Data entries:
——

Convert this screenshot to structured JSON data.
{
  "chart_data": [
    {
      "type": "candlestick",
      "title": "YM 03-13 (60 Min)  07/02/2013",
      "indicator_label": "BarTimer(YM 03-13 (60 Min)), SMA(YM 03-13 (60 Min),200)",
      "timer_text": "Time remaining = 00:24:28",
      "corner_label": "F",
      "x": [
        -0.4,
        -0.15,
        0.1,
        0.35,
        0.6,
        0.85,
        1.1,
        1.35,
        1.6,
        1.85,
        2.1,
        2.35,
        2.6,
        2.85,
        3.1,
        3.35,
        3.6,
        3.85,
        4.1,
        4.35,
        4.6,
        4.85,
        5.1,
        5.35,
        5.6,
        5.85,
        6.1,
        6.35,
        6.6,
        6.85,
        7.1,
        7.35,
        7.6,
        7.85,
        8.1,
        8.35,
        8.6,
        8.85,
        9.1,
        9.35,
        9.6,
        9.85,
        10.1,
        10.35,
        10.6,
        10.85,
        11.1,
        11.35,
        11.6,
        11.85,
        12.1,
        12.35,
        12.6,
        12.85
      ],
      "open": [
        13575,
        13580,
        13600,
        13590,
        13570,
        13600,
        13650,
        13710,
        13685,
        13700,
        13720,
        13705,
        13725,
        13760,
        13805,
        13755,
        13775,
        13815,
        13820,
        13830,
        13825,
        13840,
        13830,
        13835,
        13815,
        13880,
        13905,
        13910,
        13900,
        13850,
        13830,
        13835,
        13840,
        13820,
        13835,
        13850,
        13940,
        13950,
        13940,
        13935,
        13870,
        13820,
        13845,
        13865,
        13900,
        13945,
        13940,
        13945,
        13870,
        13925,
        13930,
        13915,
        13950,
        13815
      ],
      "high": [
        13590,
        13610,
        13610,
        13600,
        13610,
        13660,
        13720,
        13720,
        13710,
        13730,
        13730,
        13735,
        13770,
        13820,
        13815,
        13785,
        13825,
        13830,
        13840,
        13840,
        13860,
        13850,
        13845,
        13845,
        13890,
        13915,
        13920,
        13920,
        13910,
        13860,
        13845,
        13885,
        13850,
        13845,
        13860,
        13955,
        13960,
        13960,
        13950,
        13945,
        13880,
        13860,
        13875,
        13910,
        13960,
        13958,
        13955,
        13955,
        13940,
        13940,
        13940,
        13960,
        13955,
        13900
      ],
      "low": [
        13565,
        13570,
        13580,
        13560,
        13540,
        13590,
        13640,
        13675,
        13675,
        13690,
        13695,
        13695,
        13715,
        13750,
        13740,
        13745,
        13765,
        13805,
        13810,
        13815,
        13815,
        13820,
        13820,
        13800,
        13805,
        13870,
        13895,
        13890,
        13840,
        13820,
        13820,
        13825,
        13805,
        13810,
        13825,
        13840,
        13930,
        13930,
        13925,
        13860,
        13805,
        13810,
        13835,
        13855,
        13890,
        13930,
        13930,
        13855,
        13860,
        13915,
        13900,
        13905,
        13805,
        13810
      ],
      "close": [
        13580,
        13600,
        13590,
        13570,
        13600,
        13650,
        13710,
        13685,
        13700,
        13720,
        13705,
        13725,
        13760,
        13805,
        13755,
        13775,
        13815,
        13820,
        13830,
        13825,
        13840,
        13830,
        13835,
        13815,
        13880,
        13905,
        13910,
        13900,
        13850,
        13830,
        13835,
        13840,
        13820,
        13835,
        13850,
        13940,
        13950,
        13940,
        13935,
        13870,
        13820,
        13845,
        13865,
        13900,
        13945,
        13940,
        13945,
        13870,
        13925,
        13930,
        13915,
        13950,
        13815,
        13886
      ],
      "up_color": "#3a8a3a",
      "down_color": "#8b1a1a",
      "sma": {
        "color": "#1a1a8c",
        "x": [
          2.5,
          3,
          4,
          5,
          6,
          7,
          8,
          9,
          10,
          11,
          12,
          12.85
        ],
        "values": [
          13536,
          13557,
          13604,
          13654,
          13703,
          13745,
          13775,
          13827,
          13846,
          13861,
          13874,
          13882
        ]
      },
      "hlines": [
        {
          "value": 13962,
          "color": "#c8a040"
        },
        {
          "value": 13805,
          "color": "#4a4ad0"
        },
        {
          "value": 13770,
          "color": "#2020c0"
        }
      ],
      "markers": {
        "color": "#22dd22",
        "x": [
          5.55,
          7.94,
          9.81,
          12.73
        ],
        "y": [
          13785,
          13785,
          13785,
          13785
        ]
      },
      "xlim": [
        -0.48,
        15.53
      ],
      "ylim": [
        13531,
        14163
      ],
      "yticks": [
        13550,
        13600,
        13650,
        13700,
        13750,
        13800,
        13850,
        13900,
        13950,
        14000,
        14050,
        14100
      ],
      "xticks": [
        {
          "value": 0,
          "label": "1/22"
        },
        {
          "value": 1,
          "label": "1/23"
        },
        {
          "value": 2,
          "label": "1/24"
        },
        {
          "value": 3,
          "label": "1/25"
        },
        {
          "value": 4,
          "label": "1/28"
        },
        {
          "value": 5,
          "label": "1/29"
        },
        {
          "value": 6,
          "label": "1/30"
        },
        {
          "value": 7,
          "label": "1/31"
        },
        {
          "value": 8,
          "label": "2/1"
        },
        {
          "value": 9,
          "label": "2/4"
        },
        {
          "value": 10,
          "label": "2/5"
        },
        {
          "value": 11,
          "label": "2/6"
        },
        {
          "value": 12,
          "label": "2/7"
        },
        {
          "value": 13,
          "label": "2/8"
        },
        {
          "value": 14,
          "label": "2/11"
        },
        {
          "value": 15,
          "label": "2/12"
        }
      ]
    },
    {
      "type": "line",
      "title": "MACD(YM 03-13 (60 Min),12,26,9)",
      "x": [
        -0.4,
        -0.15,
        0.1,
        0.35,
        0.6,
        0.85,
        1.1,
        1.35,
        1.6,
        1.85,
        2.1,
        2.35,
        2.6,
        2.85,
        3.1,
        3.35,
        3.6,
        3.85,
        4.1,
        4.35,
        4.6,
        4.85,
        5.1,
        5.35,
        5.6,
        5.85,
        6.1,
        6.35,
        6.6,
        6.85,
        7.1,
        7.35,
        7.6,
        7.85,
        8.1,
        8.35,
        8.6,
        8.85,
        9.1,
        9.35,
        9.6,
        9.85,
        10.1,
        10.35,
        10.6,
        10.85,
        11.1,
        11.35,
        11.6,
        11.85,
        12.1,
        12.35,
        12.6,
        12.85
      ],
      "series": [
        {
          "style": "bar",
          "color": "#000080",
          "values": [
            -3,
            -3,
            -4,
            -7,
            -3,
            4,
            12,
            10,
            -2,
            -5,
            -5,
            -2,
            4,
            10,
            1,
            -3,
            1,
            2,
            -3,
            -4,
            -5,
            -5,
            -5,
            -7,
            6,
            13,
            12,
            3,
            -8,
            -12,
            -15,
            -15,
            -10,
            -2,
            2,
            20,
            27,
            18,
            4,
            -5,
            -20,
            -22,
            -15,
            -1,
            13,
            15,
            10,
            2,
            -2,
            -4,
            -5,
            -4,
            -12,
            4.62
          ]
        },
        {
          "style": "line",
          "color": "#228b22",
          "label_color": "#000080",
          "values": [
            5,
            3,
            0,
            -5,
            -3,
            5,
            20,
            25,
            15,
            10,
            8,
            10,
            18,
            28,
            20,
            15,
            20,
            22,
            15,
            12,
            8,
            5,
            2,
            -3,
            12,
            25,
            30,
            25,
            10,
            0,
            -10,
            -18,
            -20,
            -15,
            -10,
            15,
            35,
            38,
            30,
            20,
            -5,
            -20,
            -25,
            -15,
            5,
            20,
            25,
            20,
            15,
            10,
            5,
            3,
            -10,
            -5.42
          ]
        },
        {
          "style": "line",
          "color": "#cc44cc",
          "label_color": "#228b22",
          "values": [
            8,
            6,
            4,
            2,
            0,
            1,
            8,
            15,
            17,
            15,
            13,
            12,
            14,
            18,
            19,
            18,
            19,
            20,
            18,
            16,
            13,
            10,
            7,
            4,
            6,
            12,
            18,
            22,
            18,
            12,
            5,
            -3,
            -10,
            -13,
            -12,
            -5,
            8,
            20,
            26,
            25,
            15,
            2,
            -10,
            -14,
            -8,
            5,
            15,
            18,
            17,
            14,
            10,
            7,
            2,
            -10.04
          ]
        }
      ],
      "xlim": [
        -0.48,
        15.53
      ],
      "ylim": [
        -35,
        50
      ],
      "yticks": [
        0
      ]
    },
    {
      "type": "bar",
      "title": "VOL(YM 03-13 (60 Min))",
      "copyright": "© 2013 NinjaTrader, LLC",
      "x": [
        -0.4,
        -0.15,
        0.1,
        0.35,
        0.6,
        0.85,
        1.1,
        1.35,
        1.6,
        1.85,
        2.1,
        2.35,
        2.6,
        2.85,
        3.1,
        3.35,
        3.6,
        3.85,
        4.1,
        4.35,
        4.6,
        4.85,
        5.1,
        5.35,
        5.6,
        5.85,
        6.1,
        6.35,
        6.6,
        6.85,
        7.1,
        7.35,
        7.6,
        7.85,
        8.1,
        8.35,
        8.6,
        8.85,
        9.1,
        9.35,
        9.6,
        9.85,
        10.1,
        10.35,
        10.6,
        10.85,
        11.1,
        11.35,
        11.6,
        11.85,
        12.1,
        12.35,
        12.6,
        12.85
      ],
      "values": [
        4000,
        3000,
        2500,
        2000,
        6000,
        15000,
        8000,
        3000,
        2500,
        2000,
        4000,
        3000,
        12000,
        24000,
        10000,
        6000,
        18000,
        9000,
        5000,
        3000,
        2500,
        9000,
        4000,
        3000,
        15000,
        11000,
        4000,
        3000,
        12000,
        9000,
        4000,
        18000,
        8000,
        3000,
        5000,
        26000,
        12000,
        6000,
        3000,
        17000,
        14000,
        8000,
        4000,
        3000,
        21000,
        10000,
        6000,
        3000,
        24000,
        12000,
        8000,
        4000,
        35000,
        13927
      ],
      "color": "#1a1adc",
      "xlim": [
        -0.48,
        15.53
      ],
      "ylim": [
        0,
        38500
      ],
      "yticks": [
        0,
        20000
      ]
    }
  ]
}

——

* _Prompt_:
Only a number is wanted: how many lines contain the word "type"?

* _Expected answer_:
3